GIVEN EXERCISE 1 =>
Retype the listing exactly, starting with its first line and going on through the line with "text: seller intro: Make".

+++ SOURCE PASSAGE

In the event the Buyer notifies the Escrow Agent in writing that it has made
out-of-pocket expenditures or anticipates that it will incur legal expenses in
connection with any such disputed claim with respect to which it is entitled to
be indemnified under the Merger Agreement, a portion of the Escrow Fund equal to
such incurred or anticipated expenditures shall also be added to and become a
part of the Set Aside Amount, provided that in the event that it shall be agreed
(as evidenced by a written notice executed by the Buyer and the Shareholder
Representative as described in Section 3(b)) or determined through an
arbitration proceeding described in Section 4(b) that the Buyer is not entitled
to indemnification with respect to such claim, the Buyer shall not be entitled
to such additional portion, and such additional portion shall be released from
the Set Aside Amount.
(b) If the Escrow Agent does not receive written notice
executed by the Buyer and the Shareholder Representative within sixty days after
the Shareholder Representative sends notice of such dispute to the effect that
the disputed indemnification claim has been resolved (or at such earlier time as
the Buyer and Shareholder Representative may agree), the indemnification claim
shall be referred by the Buyer and the Shareholder Representative to an
arbitrator chosen by agreement of the Shareholder Representative and the Buyer.

++++++

GIVEN EXERCISE 2 =>
Reproduce word for word the part of the escrow passage above that starts with "In the event the" and goes on through "Set Aside Amount.".

+++ ENTRIES PROVIDED

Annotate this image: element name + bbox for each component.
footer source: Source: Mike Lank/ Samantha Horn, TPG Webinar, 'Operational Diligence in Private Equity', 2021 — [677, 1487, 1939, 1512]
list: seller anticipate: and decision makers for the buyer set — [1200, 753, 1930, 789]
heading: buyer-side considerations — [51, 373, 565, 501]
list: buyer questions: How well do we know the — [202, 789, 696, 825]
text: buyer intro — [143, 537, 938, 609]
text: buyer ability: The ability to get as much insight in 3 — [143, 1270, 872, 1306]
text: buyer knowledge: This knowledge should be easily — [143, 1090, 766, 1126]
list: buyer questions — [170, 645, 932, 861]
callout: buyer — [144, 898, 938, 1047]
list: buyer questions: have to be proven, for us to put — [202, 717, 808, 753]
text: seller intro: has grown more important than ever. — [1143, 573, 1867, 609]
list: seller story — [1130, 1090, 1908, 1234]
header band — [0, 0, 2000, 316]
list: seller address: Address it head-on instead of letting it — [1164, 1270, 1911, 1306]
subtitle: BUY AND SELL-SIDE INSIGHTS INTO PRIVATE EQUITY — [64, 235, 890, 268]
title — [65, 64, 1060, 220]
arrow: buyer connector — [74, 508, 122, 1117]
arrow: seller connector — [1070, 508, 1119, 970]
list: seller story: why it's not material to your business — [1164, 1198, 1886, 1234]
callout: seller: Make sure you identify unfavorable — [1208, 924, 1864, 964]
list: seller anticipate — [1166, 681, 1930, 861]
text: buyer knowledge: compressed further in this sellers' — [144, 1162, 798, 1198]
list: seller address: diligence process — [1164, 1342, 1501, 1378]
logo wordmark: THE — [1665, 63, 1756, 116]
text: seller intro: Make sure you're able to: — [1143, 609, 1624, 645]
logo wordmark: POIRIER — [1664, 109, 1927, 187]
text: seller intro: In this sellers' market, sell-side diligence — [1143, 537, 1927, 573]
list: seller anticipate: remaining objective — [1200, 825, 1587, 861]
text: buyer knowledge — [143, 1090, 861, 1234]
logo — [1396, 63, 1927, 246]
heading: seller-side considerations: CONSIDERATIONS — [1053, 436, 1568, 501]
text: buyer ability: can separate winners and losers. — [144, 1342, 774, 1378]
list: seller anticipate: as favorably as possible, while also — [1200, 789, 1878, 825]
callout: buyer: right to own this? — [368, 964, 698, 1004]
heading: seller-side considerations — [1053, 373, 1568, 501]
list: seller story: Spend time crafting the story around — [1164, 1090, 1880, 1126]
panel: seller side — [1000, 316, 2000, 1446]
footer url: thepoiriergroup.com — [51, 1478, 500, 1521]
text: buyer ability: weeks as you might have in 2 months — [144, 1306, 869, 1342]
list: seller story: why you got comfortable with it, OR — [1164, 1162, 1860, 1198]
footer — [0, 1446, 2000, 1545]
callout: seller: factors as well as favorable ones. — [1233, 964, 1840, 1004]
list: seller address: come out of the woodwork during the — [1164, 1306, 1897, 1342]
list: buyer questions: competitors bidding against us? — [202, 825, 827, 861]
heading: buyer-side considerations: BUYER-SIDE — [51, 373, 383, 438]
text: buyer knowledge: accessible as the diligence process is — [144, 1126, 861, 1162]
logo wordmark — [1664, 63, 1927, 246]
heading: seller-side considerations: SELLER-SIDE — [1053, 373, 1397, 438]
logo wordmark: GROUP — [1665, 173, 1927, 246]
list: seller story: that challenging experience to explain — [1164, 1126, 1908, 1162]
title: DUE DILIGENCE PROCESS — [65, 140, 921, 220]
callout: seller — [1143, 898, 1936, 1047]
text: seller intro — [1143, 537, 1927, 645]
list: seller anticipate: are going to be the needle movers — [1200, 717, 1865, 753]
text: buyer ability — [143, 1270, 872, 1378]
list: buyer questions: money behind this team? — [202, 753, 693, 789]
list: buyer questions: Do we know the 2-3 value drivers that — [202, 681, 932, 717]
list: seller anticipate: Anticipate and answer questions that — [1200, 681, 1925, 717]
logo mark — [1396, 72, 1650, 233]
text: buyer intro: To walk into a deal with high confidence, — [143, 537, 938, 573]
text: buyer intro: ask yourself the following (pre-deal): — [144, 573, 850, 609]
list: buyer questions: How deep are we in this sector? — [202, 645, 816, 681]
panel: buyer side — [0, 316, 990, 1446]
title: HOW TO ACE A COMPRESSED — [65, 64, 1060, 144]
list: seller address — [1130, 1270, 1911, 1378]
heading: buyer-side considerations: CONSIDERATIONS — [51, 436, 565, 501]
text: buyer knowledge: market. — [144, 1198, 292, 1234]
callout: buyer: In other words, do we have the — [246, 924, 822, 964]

++++++

EXPECTED ANSWER 1 =>
Annotate this image: element name + bbox for each component.
footer source: Source: Mike Lank/ Samantha Horn, TPG Webinar, 'Operational Diligence in Private Equity', 2021 — [677, 1487, 1939, 1512]
list: seller anticipate: and decision makers for the buyer set — [1200, 753, 1930, 789]
heading: buyer-side considerations — [51, 373, 565, 501]
list: buyer questions: How well do we know the — [202, 789, 696, 825]
text: buyer intro — [143, 537, 938, 609]
text: buyer ability: The ability to get as much insight in 3 — [143, 1270, 872, 1306]
text: buyer knowledge: This knowledge should be easily — [143, 1090, 766, 1126]
list: buyer questions — [170, 645, 932, 861]
callout: buyer — [144, 898, 938, 1047]
list: buyer questions: have to be proven, for us to put — [202, 717, 808, 753]
text: seller intro: has grown more important than ever. — [1143, 573, 1867, 609]
list: seller story — [1130, 1090, 1908, 1234]
header band — [0, 0, 2000, 316]
list: seller address: Address it head-on instead of letting it — [1164, 1270, 1911, 1306]
subtitle: BUY AND SELL-SIDE INSIGHTS INTO PRIVATE EQUITY — [64, 235, 890, 268]
title — [65, 64, 1060, 220]
arrow: buyer connector — [74, 508, 122, 1117]
arrow: seller connector — [1070, 508, 1119, 970]
list: seller story: why it's not material to your business — [1164, 1198, 1886, 1234]
callout: seller: Make sure you identify unfavorable — [1208, 924, 1864, 964]
list: seller anticipate — [1166, 681, 1930, 861]
text: buyer knowledge: compressed further in this sellers' — [144, 1162, 798, 1198]
list: seller address: diligence process — [1164, 1342, 1501, 1378]
logo wordmark: THE — [1665, 63, 1756, 116]
text: seller intro: Make sure you're able to: — [1143, 609, 1624, 645]

EXPECTED ANSWER 2 =>
In the event the Buyer notifies the Escrow Agent in writing that it has made
out-of-pocket expenditures or anticipates that it will incur legal expenses in
connection with any such disputed claim with respect to which it is entitled to
be indemnified under the Merger Agreement, a portion of the Escrow Fund equal to
such incurred or anticipated expenditures shall also be added to and become a
part of the Set Aside Amount, provided that in the event that it shall be agreed
(as evidenced by a written notice executed by the Buyer and the Shareholder
Representative as described in Section 3(b)) or determined through an
arbitration proceeding described in Section 4(b) that the Buyer is not entitled
to indemnification with respect to such claim, the Buyer shall not be entitled
to such additional portion, and such additional portion shall be released from
the Set Aside Amount.